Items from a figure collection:
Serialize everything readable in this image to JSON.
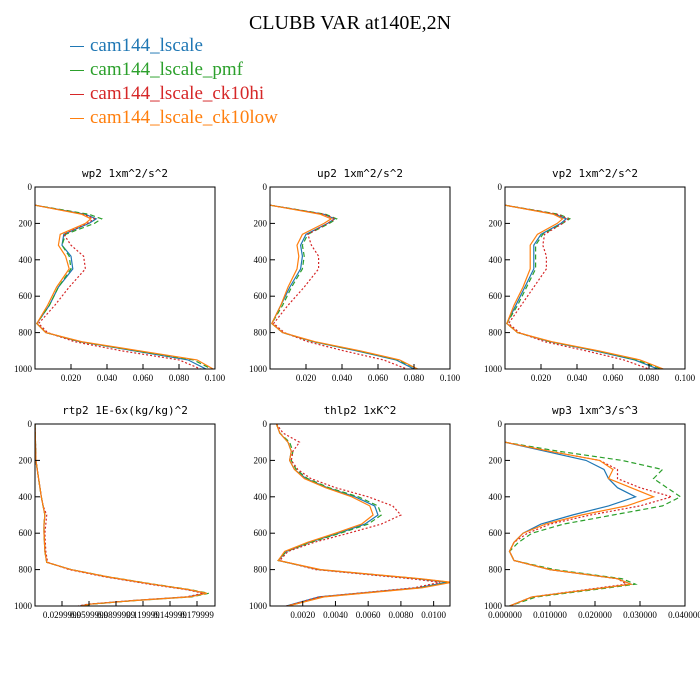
{
  "title": "CLUBB VAR at140E,2N",
  "legend": [
    {
      "label": "cam144_lscale",
      "color": "#1f77b4"
    },
    {
      "label": "cam144_lscale_pmf",
      "color": "#2ca02c"
    },
    {
      "label": "cam144_lscale_ck10hi",
      "color": "#d62728"
    },
    {
      "label": "cam144_lscale_ck10low",
      "color": "#ff7f0e"
    }
  ],
  "chart_data": [
    {
      "type": "line",
      "title": "wp2 1xm^2/s^2",
      "xlim": [
        0,
        0.1
      ],
      "ylim": [
        1000,
        0
      ],
      "xticks": [
        0.02,
        0.04,
        0.06,
        0.08,
        0.1
      ],
      "xtick_labels": [
        "0.020",
        "0.040",
        "0.060",
        "0.080",
        "0.100"
      ],
      "yticks": [
        0,
        200,
        400,
        600,
        800,
        1000
      ],
      "y": [
        100,
        150,
        175,
        200,
        260,
        320,
        380,
        450,
        550,
        650,
        750,
        800,
        850,
        900,
        950,
        1000
      ],
      "series": [
        {
          "values": [
            0.0,
            0.028,
            0.034,
            0.03,
            0.016,
            0.015,
            0.02,
            0.021,
            0.013,
            0.008,
            0.001,
            0.006,
            0.025,
            0.055,
            0.085,
            0.095
          ]
        },
        {
          "values": [
            0.0,
            0.03,
            0.037,
            0.033,
            0.017,
            0.015,
            0.019,
            0.02,
            0.013,
            0.008,
            0.001,
            0.006,
            0.025,
            0.056,
            0.088,
            0.098
          ]
        },
        {
          "values": [
            0.0,
            0.027,
            0.033,
            0.029,
            0.016,
            0.02,
            0.027,
            0.028,
            0.019,
            0.011,
            0.002,
            0.007,
            0.022,
            0.048,
            0.08,
            0.092
          ]
        },
        {
          "values": [
            0.0,
            0.026,
            0.031,
            0.028,
            0.014,
            0.013,
            0.017,
            0.019,
            0.012,
            0.007,
            0.001,
            0.006,
            0.026,
            0.058,
            0.09,
            0.099
          ]
        }
      ]
    },
    {
      "type": "line",
      "title": "up2 1xm^2/s^2",
      "xlim": [
        0,
        0.1
      ],
      "ylim": [
        1000,
        0
      ],
      "xticks": [
        0.02,
        0.04,
        0.06,
        0.08,
        0.1
      ],
      "xtick_labels": [
        "0.020",
        "0.040",
        "0.060",
        "0.080",
        "0.100"
      ],
      "yticks": [
        0,
        200,
        400,
        600,
        800,
        1000
      ],
      "y": [
        100,
        150,
        175,
        200,
        260,
        320,
        380,
        450,
        550,
        650,
        750,
        800,
        850,
        900,
        950,
        1000
      ],
      "series": [
        {
          "values": [
            0.0,
            0.03,
            0.036,
            0.032,
            0.02,
            0.017,
            0.018,
            0.017,
            0.011,
            0.006,
            0.001,
            0.007,
            0.024,
            0.048,
            0.07,
            0.08
          ]
        },
        {
          "values": [
            0.0,
            0.031,
            0.037,
            0.033,
            0.021,
            0.018,
            0.019,
            0.018,
            0.012,
            0.007,
            0.001,
            0.007,
            0.024,
            0.049,
            0.071,
            0.082
          ]
        },
        {
          "values": [
            0.0,
            0.03,
            0.036,
            0.032,
            0.021,
            0.023,
            0.027,
            0.027,
            0.019,
            0.01,
            0.002,
            0.008,
            0.021,
            0.041,
            0.063,
            0.076
          ]
        },
        {
          "values": [
            0.0,
            0.028,
            0.034,
            0.03,
            0.018,
            0.015,
            0.016,
            0.015,
            0.01,
            0.006,
            0.001,
            0.007,
            0.025,
            0.05,
            0.072,
            0.082
          ]
        }
      ]
    },
    {
      "type": "line",
      "title": "vp2 1xm^2/s^2",
      "xlim": [
        0,
        0.1
      ],
      "ylim": [
        1000,
        0
      ],
      "xticks": [
        0.02,
        0.04,
        0.06,
        0.08,
        0.1
      ],
      "xtick_labels": [
        "0.020",
        "0.040",
        "0.060",
        "0.080",
        "0.100"
      ],
      "yticks": [
        0,
        200,
        400,
        600,
        800,
        1000
      ],
      "y": [
        100,
        150,
        175,
        200,
        260,
        320,
        380,
        450,
        550,
        650,
        750,
        800,
        850,
        900,
        950,
        1000
      ],
      "series": [
        {
          "values": [
            0.0,
            0.028,
            0.034,
            0.031,
            0.02,
            0.016,
            0.016,
            0.016,
            0.011,
            0.006,
            0.001,
            0.007,
            0.025,
            0.05,
            0.072,
            0.085
          ]
        },
        {
          "values": [
            0.0,
            0.03,
            0.036,
            0.032,
            0.021,
            0.017,
            0.017,
            0.017,
            0.012,
            0.007,
            0.001,
            0.007,
            0.025,
            0.051,
            0.073,
            0.087
          ]
        },
        {
          "values": [
            0.0,
            0.029,
            0.035,
            0.032,
            0.022,
            0.021,
            0.023,
            0.023,
            0.016,
            0.009,
            0.002,
            0.008,
            0.022,
            0.045,
            0.066,
            0.08
          ]
        },
        {
          "values": [
            0.0,
            0.027,
            0.032,
            0.029,
            0.018,
            0.014,
            0.014,
            0.014,
            0.01,
            0.005,
            0.001,
            0.007,
            0.026,
            0.052,
            0.075,
            0.088
          ]
        }
      ]
    },
    {
      "type": "line",
      "title": "rtp2 1E-6x(kg/kg)^2",
      "xlim": [
        0,
        0.2
      ],
      "ylim": [
        1000,
        0
      ],
      "xticks": [
        0.03,
        0.06,
        0.09,
        0.12,
        0.15,
        0.18
      ],
      "xtick_labels": [
        "0.0299999",
        "0.0599999",
        "0.0899999",
        "0.119999",
        "0.149999",
        "0.179999"
      ],
      "yticks": [
        0,
        200,
        400,
        600,
        800,
        1000
      ],
      "y": [
        0,
        200,
        300,
        400,
        450,
        500,
        550,
        600,
        700,
        760,
        800,
        840,
        880,
        910,
        930,
        950,
        970,
        990,
        1000
      ],
      "series": [
        {
          "values": [
            0.0,
            0.001,
            0.004,
            0.007,
            0.009,
            0.011,
            0.01,
            0.01,
            0.011,
            0.013,
            0.04,
            0.08,
            0.13,
            0.17,
            0.19,
            0.17,
            0.11,
            0.06,
            0.05
          ]
        },
        {
          "values": [
            0.0,
            0.001,
            0.004,
            0.007,
            0.009,
            0.011,
            0.01,
            0.01,
            0.011,
            0.013,
            0.04,
            0.082,
            0.132,
            0.172,
            0.193,
            0.174,
            0.112,
            0.062,
            0.052
          ]
        },
        {
          "values": [
            0.0,
            0.001,
            0.004,
            0.007,
            0.009,
            0.013,
            0.012,
            0.011,
            0.012,
            0.014,
            0.038,
            0.078,
            0.127,
            0.168,
            0.187,
            0.168,
            0.108,
            0.058,
            0.048
          ]
        },
        {
          "values": [
            0.0,
            0.001,
            0.004,
            0.007,
            0.009,
            0.011,
            0.01,
            0.01,
            0.011,
            0.013,
            0.04,
            0.081,
            0.131,
            0.171,
            0.191,
            0.172,
            0.111,
            0.061,
            0.051
          ]
        }
      ]
    },
    {
      "type": "line",
      "title": "thlp2 1xK^2",
      "xlim": [
        0,
        0.011
      ],
      "ylim": [
        1000,
        0
      ],
      "xticks": [
        0.002,
        0.004,
        0.006,
        0.008,
        0.01
      ],
      "xtick_labels": [
        "0.0020",
        "0.0040",
        "0.0060",
        "0.0080",
        "0.0100"
      ],
      "yticks": [
        0,
        200,
        400,
        600,
        800,
        1000
      ],
      "y": [
        0,
        50,
        100,
        150,
        200,
        250,
        300,
        350,
        400,
        450,
        500,
        550,
        600,
        650,
        700,
        750,
        800,
        850,
        870,
        900,
        950,
        1000
      ],
      "series": [
        {
          "values": [
            0.0004,
            0.0006,
            0.0011,
            0.0013,
            0.0012,
            0.0015,
            0.0022,
            0.0035,
            0.0052,
            0.0064,
            0.0066,
            0.0058,
            0.0042,
            0.0024,
            0.001,
            0.0005,
            0.003,
            0.009,
            0.0108,
            0.009,
            0.003,
            0.001
          ]
        },
        {
          "values": [
            0.0004,
            0.0006,
            0.0012,
            0.0014,
            0.0013,
            0.0016,
            0.0023,
            0.0036,
            0.0054,
            0.0066,
            0.0068,
            0.006,
            0.0043,
            0.0025,
            0.001,
            0.0005,
            0.003,
            0.0091,
            0.011,
            0.0092,
            0.0032,
            0.0011
          ]
        },
        {
          "values": [
            0.0004,
            0.0008,
            0.0018,
            0.0014,
            0.0013,
            0.0017,
            0.0025,
            0.004,
            0.006,
            0.0075,
            0.008,
            0.0068,
            0.0048,
            0.0027,
            0.0011,
            0.0006,
            0.0028,
            0.0086,
            0.0104,
            0.0088,
            0.003,
            0.001
          ]
        },
        {
          "values": [
            0.0004,
            0.0006,
            0.0011,
            0.0013,
            0.0012,
            0.0015,
            0.0021,
            0.0034,
            0.005,
            0.0061,
            0.0063,
            0.0056,
            0.004,
            0.0023,
            0.0009,
            0.0005,
            0.0031,
            0.0092,
            0.0111,
            0.0093,
            0.0033,
            0.0011
          ]
        }
      ]
    },
    {
      "type": "line",
      "title": "wp3 1xm^3/s^3",
      "xlim": [
        0,
        0.04
      ],
      "ylim": [
        1000,
        0
      ],
      "xticks": [
        0,
        0.01,
        0.02,
        0.03,
        0.04
      ],
      "xtick_labels": [
        "0.000000",
        "0.010000",
        "0.020000",
        "0.030000",
        "0.040000"
      ],
      "yticks": [
        0,
        200,
        400,
        600,
        800,
        1000
      ],
      "y": [
        100,
        150,
        200,
        250,
        300,
        350,
        400,
        450,
        500,
        550,
        600,
        650,
        700,
        750,
        800,
        850,
        880,
        900,
        950,
        1000
      ],
      "series": [
        {
          "values": [
            0.0,
            0.009,
            0.018,
            0.022,
            0.023,
            0.025,
            0.029,
            0.023,
            0.015,
            0.008,
            0.004,
            0.002,
            0.001,
            0.002,
            0.01,
            0.025,
            0.028,
            0.022,
            0.006,
            0.001
          ]
        },
        {
          "values": [
            0.0,
            0.012,
            0.026,
            0.035,
            0.033,
            0.036,
            0.039,
            0.035,
            0.024,
            0.013,
            0.006,
            0.003,
            0.001,
            0.002,
            0.011,
            0.026,
            0.029,
            0.023,
            0.007,
            0.001
          ]
        },
        {
          "values": [
            0.0,
            0.01,
            0.021,
            0.025,
            0.025,
            0.03,
            0.037,
            0.03,
            0.019,
            0.01,
            0.005,
            0.002,
            0.001,
            0.002,
            0.01,
            0.025,
            0.027,
            0.021,
            0.006,
            0.001
          ]
        },
        {
          "values": [
            0.0,
            0.01,
            0.021,
            0.024,
            0.023,
            0.028,
            0.033,
            0.027,
            0.017,
            0.009,
            0.004,
            0.002,
            0.001,
            0.002,
            0.01,
            0.025,
            0.028,
            0.022,
            0.006,
            0.001
          ]
        }
      ]
    }
  ]
}
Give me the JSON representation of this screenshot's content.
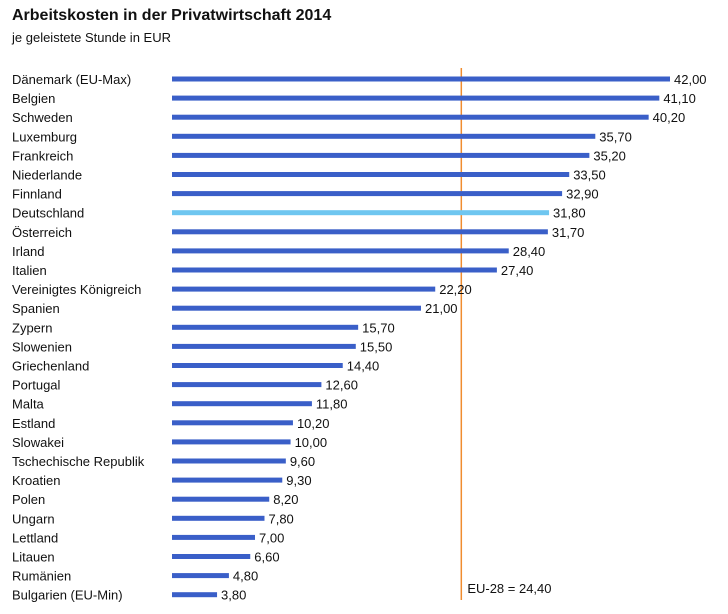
{
  "chart_data": {
    "type": "bar",
    "orientation": "horizontal",
    "title": "Arbeitskosten in der Privatwirtschaft 2014",
    "subtitle": "je geleistete Stunde in EUR",
    "categories": [
      "Dänemark (EU-Max)",
      "Belgien",
      "Schweden",
      "Luxemburg",
      "Frankreich",
      "Niederlande",
      "Finnland",
      "Deutschland",
      "Österreich",
      "Irland",
      "Italien",
      "Vereinigtes Königreich",
      "Spanien",
      "Zypern",
      "Slowenien",
      "Griechenland",
      "Portugal",
      "Malta",
      "Estland",
      "Slowakei",
      "Tschechische Republik",
      "Kroatien",
      "Polen",
      "Ungarn",
      "Lettland",
      "Litauen",
      "Rumänien",
      "Bulgarien (EU-Min)"
    ],
    "values": [
      42.0,
      41.1,
      40.2,
      35.7,
      35.2,
      33.5,
      32.9,
      31.8,
      31.7,
      28.4,
      27.4,
      22.2,
      21.0,
      15.7,
      15.5,
      14.4,
      12.6,
      11.8,
      10.2,
      10.0,
      9.6,
      9.3,
      8.2,
      7.8,
      7.0,
      6.6,
      4.8,
      3.8
    ],
    "value_labels": [
      "42,00",
      "41,10",
      "40,20",
      "35,70",
      "35,20",
      "33,50",
      "32,90",
      "31,80",
      "31,70",
      "28,40",
      "27,40",
      "22,20",
      "21,00",
      "15,70",
      "15,50",
      "14,40",
      "12,60",
      "11,80",
      "10,20",
      "10,00",
      "9,60",
      "9,30",
      "8,20",
      "7,80",
      "7,00",
      "6,60",
      "4,80",
      "3,80"
    ],
    "highlight": "Deutschland",
    "reference_line": {
      "value": 24.4,
      "label": "EU-28 = 24,40"
    },
    "xlim": [
      0,
      42
    ],
    "grid": false,
    "colors": {
      "bar": "#3a5fc8",
      "highlight": "#6ec6f0",
      "reference_line": "#f08c2e"
    }
  }
}
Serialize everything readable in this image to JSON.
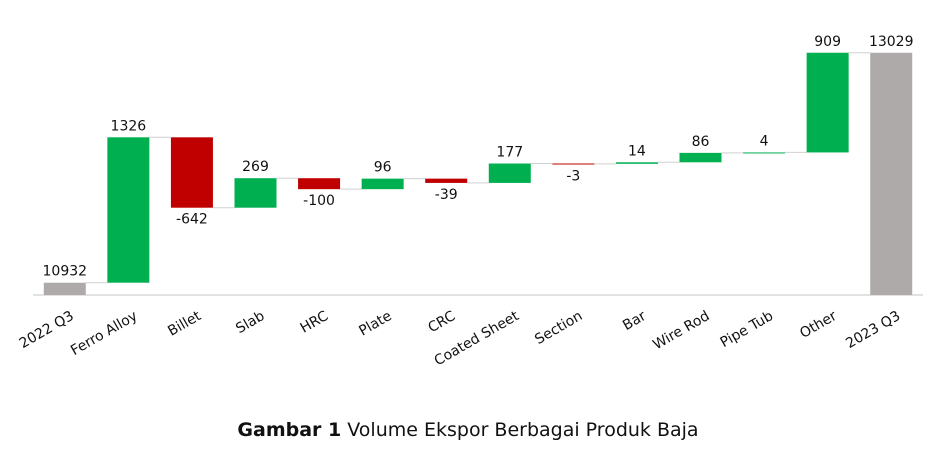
{
  "chart_data": {
    "type": "waterfall",
    "categories": [
      "2022 Q3",
      "Ferro Alloy",
      "Billet",
      "Slab",
      "HRC",
      "Plate",
      "CRC",
      "Coated Sheet",
      "Section",
      "Bar",
      "Wire Rod",
      "Pipe Tub",
      "Other",
      "2023 Q3"
    ],
    "values": [
      10932,
      1326,
      -642,
      269,
      -100,
      96,
      -39,
      177,
      -3,
      14,
      86,
      4,
      909,
      13029
    ],
    "ylim": [
      10820,
      13200
    ],
    "increase_color": "#00b050",
    "decrease_color": "#c00000",
    "total_color": "#aeaaaa"
  },
  "caption": {
    "label": "Gambar 1",
    "text": "Volume Ekspor Berbagai Produk Baja"
  }
}
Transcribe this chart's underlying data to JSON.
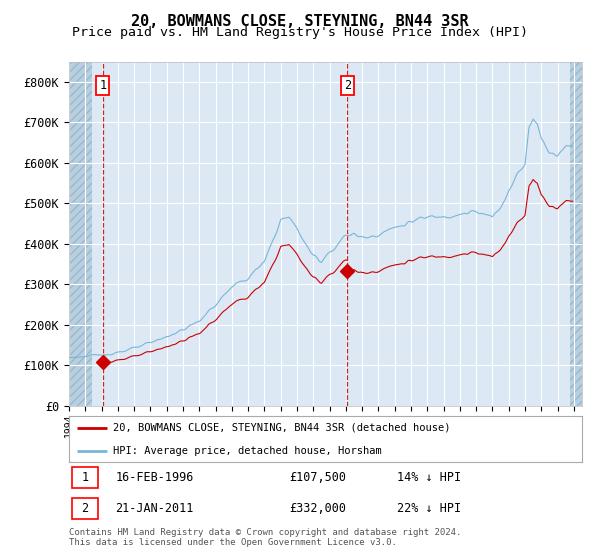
{
  "title": "20, BOWMANS CLOSE, STEYNING, BN44 3SR",
  "subtitle": "Price paid vs. HM Land Registry's House Price Index (HPI)",
  "title_fontsize": 11,
  "subtitle_fontsize": 9.5,
  "background_color": "#ffffff",
  "plot_bg_color": "#dce9f5",
  "grid_color": "#ffffff",
  "ylim": [
    0,
    850000
  ],
  "yticks": [
    0,
    100000,
    200000,
    300000,
    400000,
    500000,
    600000,
    700000,
    800000
  ],
  "ytick_labels": [
    "£0",
    "£100K",
    "£200K",
    "£300K",
    "£400K",
    "£500K",
    "£600K",
    "£700K",
    "£800K"
  ],
  "sale1_year_idx": 26,
  "sale1_price": 107500,
  "sale2_year_idx": 205,
  "sale2_price": 332000,
  "hpi_color": "#7ab5d8",
  "property_color": "#cc0000",
  "hatch_color": "#b8cfe0",
  "xlim_start_year": 1994.0,
  "xlim_end_year": 2025.5,
  "hatch_left_end_year": 1995.42,
  "hatch_right_start_year": 2024.75,
  "footer": "Contains HM Land Registry data © Crown copyright and database right 2024.\nThis data is licensed under the Open Government Licence v3.0."
}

| WHAT YOU HAVE TO DO |
Check every line for "highlight" and show the ones that have it.

| RESPONSE TO THE TASK |
    "highlight": "Deutschland",
      "highlight": "#6ec6f0",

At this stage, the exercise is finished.